* O que fazer
1. Transcreva do texto sobre a crise Yanomami o trecho que começa em "Na sexta-feira (20), o" e segue até "Ministério da Saúde.".
2. De acordo com o texto sobre a crise Yanomami, quantos casos confirmados de malária foram registrados no Distrito Sanitário Especial Indígena Yanomami em 2022?
3. Liste as comunidades em que, segundo o texto sobre a crise Yanomami, o levantamento do ministério apontou mortes de crianças indígenas entre 24 e 27 de dezembro.

* Texto de leitura
========================================================================

A liderança Yanomami Dário Kopenawa, filho do xamã e intelectual Davi Kopenawa, descreve um cenário dramático sobre as comunidades do seu povo, que ocupa o maior território indígena do Brasil, na Amazônia. Segundo ele, é visível o recente aumento nas mortes infantis por desnutrição e malária, além da falta de remédios. O Ministério dos Povos Indígenas estima que quase cem crianças morreram na região em 2022.
— Somos abandonados. Já alertamos há muitos anos sobre essa crise humanitária e de saúde. As crianças então desnutridas de malária, diarreia e verme, porque o governo federal abandonou a população Yanomami — afirmou.
Na sexta-feira (20), o governo federal declarou emergência em saúde na área Yanomami, com envio de mais equipes médicas e alimentos. Levantamento feito pelo ministério apontou três mortes de crianças indígenas nas comunidades Keta, Kuniama e Lajahu entre 24 e 27 de dezembro. E, em 2022, foram registrados 11.530 casos confirmados de malária no Distrito Sanitário Especial Indígena Yanomami (DSEI-Y).
Dário Kopenawa é vice-presidente da Hutukara Associação Yanomami, que representa cerca de 30 mil Yanomamis e Yekuana em dois Estados, Roraima e Amazonas, e declarou em entrevista que tentou pedir ajuda, mas não foi atendido. O líder também criticou a gestão nos últimos anos do DSEI-Y, coordenado pelo Ministério da Saúde.

========================================================================

* Linhas fornecidas
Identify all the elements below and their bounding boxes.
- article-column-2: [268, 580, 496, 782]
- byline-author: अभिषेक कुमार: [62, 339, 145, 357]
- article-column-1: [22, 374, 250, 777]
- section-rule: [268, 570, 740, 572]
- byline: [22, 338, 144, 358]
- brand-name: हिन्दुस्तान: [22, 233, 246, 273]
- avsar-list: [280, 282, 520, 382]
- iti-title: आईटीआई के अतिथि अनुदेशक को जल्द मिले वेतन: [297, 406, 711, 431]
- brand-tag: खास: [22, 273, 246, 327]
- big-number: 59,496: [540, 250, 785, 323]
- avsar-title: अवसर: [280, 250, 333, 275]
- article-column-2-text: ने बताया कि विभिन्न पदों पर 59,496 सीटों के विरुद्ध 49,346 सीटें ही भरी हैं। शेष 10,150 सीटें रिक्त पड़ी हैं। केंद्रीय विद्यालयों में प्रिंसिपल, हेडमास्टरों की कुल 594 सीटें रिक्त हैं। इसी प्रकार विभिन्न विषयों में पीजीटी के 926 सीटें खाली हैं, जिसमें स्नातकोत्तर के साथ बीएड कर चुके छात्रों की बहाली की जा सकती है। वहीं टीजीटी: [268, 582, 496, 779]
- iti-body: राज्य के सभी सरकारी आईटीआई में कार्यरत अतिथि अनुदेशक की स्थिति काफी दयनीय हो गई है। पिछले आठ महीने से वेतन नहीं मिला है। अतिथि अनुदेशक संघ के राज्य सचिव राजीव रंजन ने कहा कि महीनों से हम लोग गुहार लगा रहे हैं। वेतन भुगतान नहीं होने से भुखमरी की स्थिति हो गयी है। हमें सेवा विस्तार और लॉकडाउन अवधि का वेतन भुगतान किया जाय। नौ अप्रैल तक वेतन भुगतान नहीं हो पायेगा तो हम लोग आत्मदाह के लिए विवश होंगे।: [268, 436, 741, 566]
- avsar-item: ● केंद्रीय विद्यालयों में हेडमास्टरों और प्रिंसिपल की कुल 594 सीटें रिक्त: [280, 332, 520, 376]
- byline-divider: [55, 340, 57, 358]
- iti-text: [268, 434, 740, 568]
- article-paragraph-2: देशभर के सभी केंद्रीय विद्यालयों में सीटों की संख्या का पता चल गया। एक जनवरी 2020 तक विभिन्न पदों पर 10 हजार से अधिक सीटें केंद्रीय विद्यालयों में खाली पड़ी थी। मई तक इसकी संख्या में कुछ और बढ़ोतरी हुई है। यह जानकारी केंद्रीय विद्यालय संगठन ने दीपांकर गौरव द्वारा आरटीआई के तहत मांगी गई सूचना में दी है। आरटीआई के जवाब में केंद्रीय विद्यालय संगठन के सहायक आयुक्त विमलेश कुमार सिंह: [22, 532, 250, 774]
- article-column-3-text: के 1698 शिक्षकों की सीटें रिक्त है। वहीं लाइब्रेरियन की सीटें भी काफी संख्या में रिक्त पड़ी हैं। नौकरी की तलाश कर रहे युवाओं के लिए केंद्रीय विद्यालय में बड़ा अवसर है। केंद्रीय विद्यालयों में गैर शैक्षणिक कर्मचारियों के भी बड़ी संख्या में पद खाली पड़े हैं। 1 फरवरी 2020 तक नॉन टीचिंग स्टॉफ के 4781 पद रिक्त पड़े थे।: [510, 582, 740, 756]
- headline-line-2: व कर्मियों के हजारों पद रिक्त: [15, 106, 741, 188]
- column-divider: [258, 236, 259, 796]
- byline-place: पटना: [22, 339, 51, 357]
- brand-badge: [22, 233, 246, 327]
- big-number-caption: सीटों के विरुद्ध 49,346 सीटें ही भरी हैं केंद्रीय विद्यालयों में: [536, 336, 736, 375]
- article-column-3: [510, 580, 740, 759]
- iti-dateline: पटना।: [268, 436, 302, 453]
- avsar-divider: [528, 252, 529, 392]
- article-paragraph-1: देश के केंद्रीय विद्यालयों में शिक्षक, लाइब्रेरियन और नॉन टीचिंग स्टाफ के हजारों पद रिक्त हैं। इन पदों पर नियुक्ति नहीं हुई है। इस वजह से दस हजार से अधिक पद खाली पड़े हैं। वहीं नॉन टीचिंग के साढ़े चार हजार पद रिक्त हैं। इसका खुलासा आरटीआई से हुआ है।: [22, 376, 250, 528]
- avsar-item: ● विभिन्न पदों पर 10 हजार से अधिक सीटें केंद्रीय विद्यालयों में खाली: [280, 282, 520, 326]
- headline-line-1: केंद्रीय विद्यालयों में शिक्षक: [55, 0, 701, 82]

========================================================================

* Respostas por tarefa
1.
Na sexta-feira (20), o governo federal declarou emergência em saúde na área Yanomami, com envio de mais equipes médicas e alimentos. Levantamento feito pelo ministério apontou três mortes de crianças indígenas nas comunidades Keta, Kuniama e Lajahu entre 24 e 27 de dezembro. E, em 2022, foram registrados 11.530 casos confirmados de malária no Distrito Sanitário Especial Indígena Yanomami (DSEI-Y).
Dário Kopenawa é vice-presidente da Hutukara Associação Yanomami, que representa cerca de 30 mil Yanomamis e Yekuana em dois Estados, Roraima e Amazonas, e declarou em entrevista que tentou pedir ajuda, mas não foi atendido. O líder também criticou a gestão nos últimos anos do DSEI-Y, coordenado pelo Ministério da Saúde.

2. Foram registrados 11.530 casos confirmados de malária.

3. Keta, Kuniama e Lajahu.